» THE EXERCISE: Starting at the line that holds "Type out the text in this image.", set down each line through the end of the listing, exactly as written and with nothing added.

Data records:
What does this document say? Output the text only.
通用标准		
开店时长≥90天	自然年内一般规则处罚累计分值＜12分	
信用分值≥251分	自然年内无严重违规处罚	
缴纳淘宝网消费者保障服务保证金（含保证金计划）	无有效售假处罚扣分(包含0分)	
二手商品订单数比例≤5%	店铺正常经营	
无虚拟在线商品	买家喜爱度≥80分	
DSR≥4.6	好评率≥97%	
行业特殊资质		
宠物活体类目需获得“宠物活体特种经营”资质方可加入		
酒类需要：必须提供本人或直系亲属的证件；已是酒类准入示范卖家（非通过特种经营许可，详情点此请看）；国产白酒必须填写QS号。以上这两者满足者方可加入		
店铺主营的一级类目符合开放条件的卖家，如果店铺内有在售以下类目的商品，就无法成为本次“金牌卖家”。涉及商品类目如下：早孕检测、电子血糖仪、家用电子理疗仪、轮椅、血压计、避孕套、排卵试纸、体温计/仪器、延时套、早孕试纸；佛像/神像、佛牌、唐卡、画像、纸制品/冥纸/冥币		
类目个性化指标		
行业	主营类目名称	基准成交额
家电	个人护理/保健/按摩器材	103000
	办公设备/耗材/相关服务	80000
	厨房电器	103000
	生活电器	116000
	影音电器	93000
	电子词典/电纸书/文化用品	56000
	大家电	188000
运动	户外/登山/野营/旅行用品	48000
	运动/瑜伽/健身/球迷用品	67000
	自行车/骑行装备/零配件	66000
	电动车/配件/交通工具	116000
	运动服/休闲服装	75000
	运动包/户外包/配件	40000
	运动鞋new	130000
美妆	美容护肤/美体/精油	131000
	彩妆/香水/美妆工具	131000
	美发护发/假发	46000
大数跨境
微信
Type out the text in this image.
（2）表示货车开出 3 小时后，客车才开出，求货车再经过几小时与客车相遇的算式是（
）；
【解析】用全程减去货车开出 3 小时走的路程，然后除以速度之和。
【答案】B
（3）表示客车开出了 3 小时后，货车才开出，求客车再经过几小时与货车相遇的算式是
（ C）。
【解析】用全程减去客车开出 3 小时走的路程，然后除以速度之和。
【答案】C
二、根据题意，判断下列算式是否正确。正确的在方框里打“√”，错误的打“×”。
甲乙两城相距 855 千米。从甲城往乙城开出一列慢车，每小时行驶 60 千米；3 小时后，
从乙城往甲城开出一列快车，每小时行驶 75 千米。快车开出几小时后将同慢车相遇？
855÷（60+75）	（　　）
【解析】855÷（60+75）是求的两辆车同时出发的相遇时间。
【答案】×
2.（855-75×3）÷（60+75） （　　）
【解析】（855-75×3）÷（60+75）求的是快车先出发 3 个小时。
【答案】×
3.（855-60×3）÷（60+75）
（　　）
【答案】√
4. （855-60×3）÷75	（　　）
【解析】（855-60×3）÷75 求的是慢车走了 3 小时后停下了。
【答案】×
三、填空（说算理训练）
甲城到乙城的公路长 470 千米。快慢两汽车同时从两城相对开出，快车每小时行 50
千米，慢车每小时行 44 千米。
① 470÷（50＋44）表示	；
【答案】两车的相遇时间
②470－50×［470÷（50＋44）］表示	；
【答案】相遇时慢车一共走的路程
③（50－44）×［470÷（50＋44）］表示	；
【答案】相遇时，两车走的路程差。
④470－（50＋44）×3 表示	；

» SOLVED EXERCISE:
Type out the text in this image.
（2）表示货车开出 3 小时后，客车才开出，求货车再经过几小时与客车相遇的算式是（
）；
【解析】用全程减去货车开出 3 小时走的路程，然后除以速度之和。
【答案】B
（3）表示客车开出了 3 小时后，货车才开出，求客车再经过几小时与货车相遇的算式是
（ C）。
【解析】用全程减去客车开出 3 小时走的路程，然后除以速度之和。
【答案】C
二、根据题意，判断下列算式是否正确。正确的在方框里打“√”，错误的打“×”。
甲乙两城相距 855 千米。从甲城往乙城开出一列慢车，每小时行驶 60 千米；3 小时后，
从乙城往甲城开出一列快车，每小时行驶 75 千米。快车开出几小时后将同慢车相遇？
855÷（60+75）	（　　）
【解析】855÷（60+75）是求的两辆车同时出发的相遇时间。
【答案】×
2.（855-75×3）÷（60+75） （　　）
【解析】（855-75×3）÷（60+75）求的是快车先出发 3 个小时。
【答案】×
3.（855-60×3）÷（60+75）
（　　）
【答案】√
4. （855-60×3）÷75	（　　）
【解析】（855-60×3）÷75 求的是慢车走了 3 小时后停下了。
【答案】×
三、填空（说算理训练）
甲城到乙城的公路长 470 千米。快慢两汽车同时从两城相对开出，快车每小时行 50
千米，慢车每小时行 44 千米。
① 470÷（50＋44）表示	；
【答案】两车的相遇时间
②470－50×［470÷（50＋44）］表示	；
【答案】相遇时慢车一共走的路程
③（50－44）×［470÷（50＋44）］表示	；
【答案】相遇时，两车走的路程差。
④470－（50＋44）×3 表示	；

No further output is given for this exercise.